- **Task**: Every line of the listing must be reproduced as it stands. Leave the images behind.
::::::
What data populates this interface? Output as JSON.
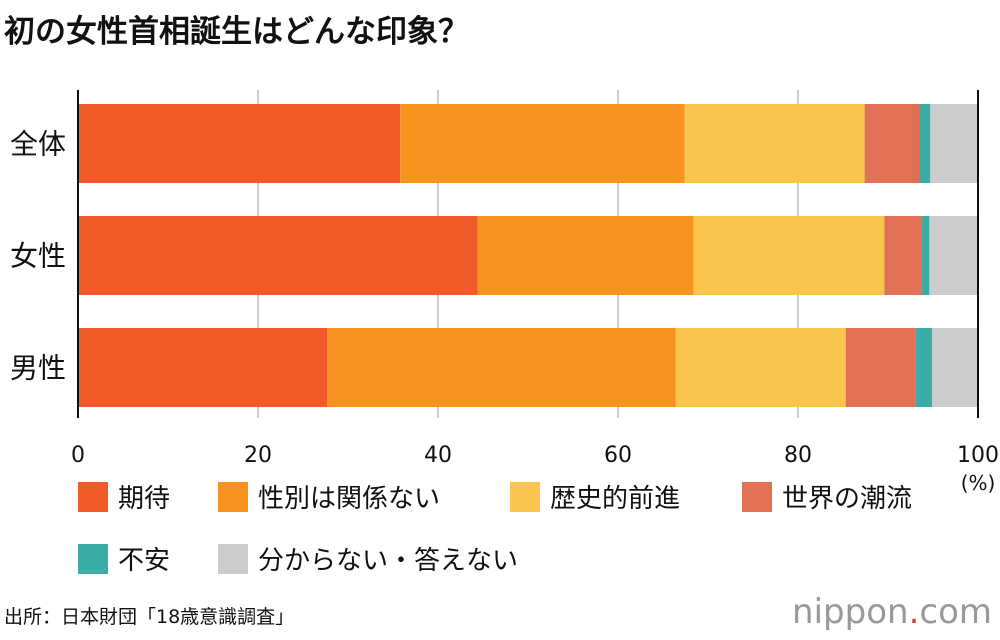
{
  "title": "初の女性首相誕生はどんな印象？",
  "source": "出所：日本財団「18歳意識調査」",
  "logo": "nippon.com",
  "chart_data": {
    "type": "bar",
    "orientation": "horizontal",
    "stacked": true,
    "categories": [
      "全体",
      "女性",
      "男性"
    ],
    "xlim": [
      0,
      100
    ],
    "xticks": [
      "0",
      "20",
      "40",
      "60",
      "80",
      "100"
    ],
    "xunit": "(%)",
    "grid": true,
    "legend_placement": "bottom",
    "series": [
      {
        "name": "期待",
        "color": "#f15a29",
        "values": [
          35.8,
          44.4,
          27.7
        ]
      },
      {
        "name": "性別は関係ない",
        "color": "#f7931e",
        "values": [
          31.6,
          24.0,
          38.7
        ]
      },
      {
        "name": "歴史的前進",
        "color": "#f9c54d",
        "values": [
          20.0,
          21.2,
          18.9
        ]
      },
      {
        "name": "世界の潮流",
        "color": "#e27055",
        "values": [
          6.1,
          4.1,
          7.8
        ]
      },
      {
        "name": "不安",
        "color": "#3aada8",
        "values": [
          1.2,
          0.9,
          1.8
        ]
      },
      {
        "name": "分からない・答えない",
        "color": "#cccccc",
        "values": [
          5.3,
          5.4,
          5.1
        ]
      }
    ]
  }
}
::::::
- **Task solution**:
What data populates this interface? Output as JSON.
{
  "title": "初の女性首相誕生はどんな印象？",
  "source": "出所：日本財団「18歳意識調査」",
  "logo": "nippon.com",
  "chart_data": {
    "type": "bar",
    "orientation": "horizontal",
    "stacked": true,
    "categories": [
      "全体",
      "女性",
      "男性"
    ],
    "xlim": [
      0,
      100
    ],
    "xticks": [
      "0",
      "20",
      "40",
      "60",
      "80",
      "100"
    ],
    "xunit": "(%)",
    "grid": true,
    "legend_placement": "bottom",
    "series": [
      {
        "name": "期待",
        "color": "#f15a29",
        "values": [
          35.8,
          44.4,
          27.7
        ]
      },
      {
        "name": "性別は関係ない",
        "color": "#f7931e",
        "values": [
          31.6,
          24.0,
          38.7
        ]
      },
      {
        "name": "歴史的前進",
        "color": "#f9c54d",
        "values": [
          20.0,
          21.2,
          18.9
        ]
      },
      {
        "name": "世界の潮流",
        "color": "#e27055",
        "values": [
          6.1,
          4.1,
          7.8
        ]
      },
      {
        "name": "不安",
        "color": "#3aada8",
        "values": [
          1.2,
          0.9,
          1.8
        ]
      },
      {
        "name": "分からない・答えない",
        "color": "#cccccc",
        "values": [
          5.3,
          5.4,
          5.1
        ]
      }
    ]
  }
}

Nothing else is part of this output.